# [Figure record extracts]
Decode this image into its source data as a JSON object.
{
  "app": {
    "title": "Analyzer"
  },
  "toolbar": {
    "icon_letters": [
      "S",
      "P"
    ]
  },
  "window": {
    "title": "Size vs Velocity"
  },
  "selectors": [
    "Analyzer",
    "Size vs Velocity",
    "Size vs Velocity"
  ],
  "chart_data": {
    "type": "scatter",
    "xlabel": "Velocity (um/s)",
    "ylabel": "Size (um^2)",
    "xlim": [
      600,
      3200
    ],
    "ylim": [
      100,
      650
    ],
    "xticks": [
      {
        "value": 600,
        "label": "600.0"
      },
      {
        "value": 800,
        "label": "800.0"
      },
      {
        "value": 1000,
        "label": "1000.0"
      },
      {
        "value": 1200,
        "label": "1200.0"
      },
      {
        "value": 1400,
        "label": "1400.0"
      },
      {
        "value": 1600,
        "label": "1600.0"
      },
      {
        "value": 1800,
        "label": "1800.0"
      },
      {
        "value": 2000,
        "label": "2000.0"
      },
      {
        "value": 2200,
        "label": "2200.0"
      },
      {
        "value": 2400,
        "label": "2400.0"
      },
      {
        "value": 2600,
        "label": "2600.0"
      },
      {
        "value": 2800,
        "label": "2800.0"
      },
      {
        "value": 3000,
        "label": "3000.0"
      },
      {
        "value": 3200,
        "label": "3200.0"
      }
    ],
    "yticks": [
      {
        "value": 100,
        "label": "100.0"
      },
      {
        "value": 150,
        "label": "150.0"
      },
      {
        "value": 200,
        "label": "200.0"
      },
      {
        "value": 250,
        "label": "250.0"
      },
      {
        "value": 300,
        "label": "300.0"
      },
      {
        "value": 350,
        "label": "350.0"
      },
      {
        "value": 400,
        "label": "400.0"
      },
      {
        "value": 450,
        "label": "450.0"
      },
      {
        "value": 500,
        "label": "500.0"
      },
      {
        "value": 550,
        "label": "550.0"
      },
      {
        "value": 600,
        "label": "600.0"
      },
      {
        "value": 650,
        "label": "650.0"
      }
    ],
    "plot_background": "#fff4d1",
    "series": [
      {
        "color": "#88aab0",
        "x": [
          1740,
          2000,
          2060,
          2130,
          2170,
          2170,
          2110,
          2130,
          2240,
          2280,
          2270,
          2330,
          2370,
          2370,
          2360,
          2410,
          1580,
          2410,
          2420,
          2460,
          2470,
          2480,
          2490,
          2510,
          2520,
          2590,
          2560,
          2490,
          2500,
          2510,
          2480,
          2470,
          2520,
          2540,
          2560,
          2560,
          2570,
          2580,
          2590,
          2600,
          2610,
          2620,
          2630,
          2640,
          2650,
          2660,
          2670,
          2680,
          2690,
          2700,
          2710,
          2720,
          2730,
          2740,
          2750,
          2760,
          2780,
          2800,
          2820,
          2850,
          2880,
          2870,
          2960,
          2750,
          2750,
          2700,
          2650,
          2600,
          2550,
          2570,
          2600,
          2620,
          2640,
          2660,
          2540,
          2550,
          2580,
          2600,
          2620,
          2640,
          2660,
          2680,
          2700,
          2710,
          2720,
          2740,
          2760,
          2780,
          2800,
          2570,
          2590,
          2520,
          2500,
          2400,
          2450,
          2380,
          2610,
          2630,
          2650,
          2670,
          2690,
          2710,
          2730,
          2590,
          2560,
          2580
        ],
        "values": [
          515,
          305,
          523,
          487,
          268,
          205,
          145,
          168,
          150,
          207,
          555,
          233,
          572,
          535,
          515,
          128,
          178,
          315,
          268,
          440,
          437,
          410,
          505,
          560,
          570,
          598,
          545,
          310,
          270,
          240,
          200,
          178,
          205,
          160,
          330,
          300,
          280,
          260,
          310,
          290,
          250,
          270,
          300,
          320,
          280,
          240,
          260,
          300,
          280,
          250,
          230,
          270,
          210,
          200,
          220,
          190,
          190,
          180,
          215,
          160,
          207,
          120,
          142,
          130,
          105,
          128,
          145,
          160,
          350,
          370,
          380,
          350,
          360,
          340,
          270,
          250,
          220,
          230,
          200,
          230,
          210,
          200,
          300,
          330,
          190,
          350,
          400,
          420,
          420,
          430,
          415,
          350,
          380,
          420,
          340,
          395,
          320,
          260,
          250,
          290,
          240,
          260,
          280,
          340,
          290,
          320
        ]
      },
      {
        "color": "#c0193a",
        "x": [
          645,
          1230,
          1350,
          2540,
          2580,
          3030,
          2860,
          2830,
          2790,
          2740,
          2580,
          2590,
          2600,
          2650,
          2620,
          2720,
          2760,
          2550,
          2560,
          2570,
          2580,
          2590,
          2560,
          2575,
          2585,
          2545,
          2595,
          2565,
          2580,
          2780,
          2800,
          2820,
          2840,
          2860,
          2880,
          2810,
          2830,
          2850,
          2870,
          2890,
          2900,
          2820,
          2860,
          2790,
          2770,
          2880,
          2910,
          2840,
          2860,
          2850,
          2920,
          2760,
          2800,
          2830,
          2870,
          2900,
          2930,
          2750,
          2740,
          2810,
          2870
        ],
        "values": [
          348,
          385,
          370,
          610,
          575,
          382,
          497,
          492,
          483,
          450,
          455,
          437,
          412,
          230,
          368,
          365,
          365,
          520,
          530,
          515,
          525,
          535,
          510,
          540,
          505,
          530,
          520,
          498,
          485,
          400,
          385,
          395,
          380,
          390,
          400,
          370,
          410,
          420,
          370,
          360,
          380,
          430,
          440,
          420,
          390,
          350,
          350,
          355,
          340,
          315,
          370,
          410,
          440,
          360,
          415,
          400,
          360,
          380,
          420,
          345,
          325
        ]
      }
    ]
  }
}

# [REQUIRED TASK]
Give the records above again, word for word.

# [THE RESULT]
Decode this image into its source data as a JSON object.
{
  "app": {
    "title": "Analyzer"
  },
  "toolbar": {
    "icon_letters": [
      "S",
      "P"
    ]
  },
  "window": {
    "title": "Size vs Velocity"
  },
  "selectors": [
    "Analyzer",
    "Size vs Velocity",
    "Size vs Velocity"
  ],
  "chart_data": {
    "type": "scatter",
    "xlabel": "Velocity (um/s)",
    "ylabel": "Size (um^2)",
    "xlim": [
      600,
      3200
    ],
    "ylim": [
      100,
      650
    ],
    "xticks": [
      {
        "value": 600,
        "label": "600.0"
      },
      {
        "value": 800,
        "label": "800.0"
      },
      {
        "value": 1000,
        "label": "1000.0"
      },
      {
        "value": 1200,
        "label": "1200.0"
      },
      {
        "value": 1400,
        "label": "1400.0"
      },
      {
        "value": 1600,
        "label": "1600.0"
      },
      {
        "value": 1800,
        "label": "1800.0"
      },
      {
        "value": 2000,
        "label": "2000.0"
      },
      {
        "value": 2200,
        "label": "2200.0"
      },
      {
        "value": 2400,
        "label": "2400.0"
      },
      {
        "value": 2600,
        "label": "2600.0"
      },
      {
        "value": 2800,
        "label": "2800.0"
      },
      {
        "value": 3000,
        "label": "3000.0"
      },
      {
        "value": 3200,
        "label": "3200.0"
      }
    ],
    "yticks": [
      {
        "value": 100,
        "label": "100.0"
      },
      {
        "value": 150,
        "label": "150.0"
      },
      {
        "value": 200,
        "label": "200.0"
      },
      {
        "value": 250,
        "label": "250.0"
      },
      {
        "value": 300,
        "label": "300.0"
      },
      {
        "value": 350,
        "label": "350.0"
      },
      {
        "value": 400,
        "label": "400.0"
      },
      {
        "value": 450,
        "label": "450.0"
      },
      {
        "value": 500,
        "label": "500.0"
      },
      {
        "value": 550,
        "label": "550.0"
      },
      {
        "value": 600,
        "label": "600.0"
      },
      {
        "value": 650,
        "label": "650.0"
      }
    ],
    "plot_background": "#fff4d1",
    "series": [
      {
        "color": "#88aab0",
        "x": [
          1740,
          2000,
          2060,
          2130,
          2170,
          2170,
          2110,
          2130,
          2240,
          2280,
          2270,
          2330,
          2370,
          2370,
          2360,
          2410,
          1580,
          2410,
          2420,
          2460,
          2470,
          2480,
          2490,
          2510,
          2520,
          2590,
          2560,
          2490,
          2500,
          2510,
          2480,
          2470,
          2520,
          2540,
          2560,
          2560,
          2570,
          2580,
          2590,
          2600,
          2610,
          2620,
          2630,
          2640,
          2650,
          2660,
          2670,
          2680,
          2690,
          2700,
          2710,
          2720,
          2730,
          2740,
          2750,
          2760,
          2780,
          2800,
          2820,
          2850,
          2880,
          2870,
          2960,
          2750,
          2750,
          2700,
          2650,
          2600,
          2550,
          2570,
          2600,
          2620,
          2640,
          2660,
          2540,
          2550,
          2580,
          2600,
          2620,
          2640,
          2660,
          2680,
          2700,
          2710,
          2720,
          2740,
          2760,
          2780,
          2800,
          2570,
          2590,
          2520,
          2500,
          2400,
          2450,
          2380,
          2610,
          2630,
          2650,
          2670,
          2690,
          2710,
          2730,
          2590,
          2560,
          2580
        ],
        "values": [
          515,
          305,
          523,
          487,
          268,
          205,
          145,
          168,
          150,
          207,
          555,
          233,
          572,
          535,
          515,
          128,
          178,
          315,
          268,
          440,
          437,
          410,
          505,
          560,
          570,
          598,
          545,
          310,
          270,
          240,
          200,
          178,
          205,
          160,
          330,
          300,
          280,
          260,
          310,
          290,
          250,
          270,
          300,
          320,
          280,
          240,
          260,
          300,
          280,
          250,
          230,
          270,
          210,
          200,
          220,
          190,
          190,
          180,
          215,
          160,
          207,
          120,
          142,
          130,
          105,
          128,
          145,
          160,
          350,
          370,
          380,
          350,
          360,
          340,
          270,
          250,
          220,
          230,
          200,
          230,
          210,
          200,
          300,
          330,
          190,
          350,
          400,
          420,
          420,
          430,
          415,
          350,
          380,
          420,
          340,
          395,
          320,
          260,
          250,
          290,
          240,
          260,
          280,
          340,
          290,
          320
        ]
      },
      {
        "color": "#c0193a",
        "x": [
          645,
          1230,
          1350,
          2540,
          2580,
          3030,
          2860,
          2830,
          2790,
          2740,
          2580,
          2590,
          2600,
          2650,
          2620,
          2720,
          2760,
          2550,
          2560,
          2570,
          2580,
          2590,
          2560,
          2575,
          2585,
          2545,
          2595,
          2565,
          2580,
          2780,
          2800,
          2820,
          2840,
          2860,
          2880,
          2810,
          2830,
          2850,
          2870,
          2890,
          2900,
          2820,
          2860,
          2790,
          2770,
          2880,
          2910,
          2840,
          2860,
          2850,
          2920,
          2760,
          2800,
          2830,
          2870,
          2900,
          2930,
          2750,
          2740,
          2810,
          2870
        ],
        "values": [
          348,
          385,
          370,
          610,
          575,
          382,
          497,
          492,
          483,
          450,
          455,
          437,
          412,
          230,
          368,
          365,
          365,
          520,
          530,
          515,
          525,
          535,
          510,
          540,
          505,
          530,
          520,
          498,
          485,
          400,
          385,
          395,
          380,
          390,
          400,
          370,
          410,
          420,
          370,
          360,
          380,
          430,
          440,
          420,
          390,
          350,
          350,
          355,
          340,
          315,
          370,
          410,
          440,
          360,
          415,
          400,
          360,
          380,
          420,
          345,
          325
        ]
      }
    ]
  }
}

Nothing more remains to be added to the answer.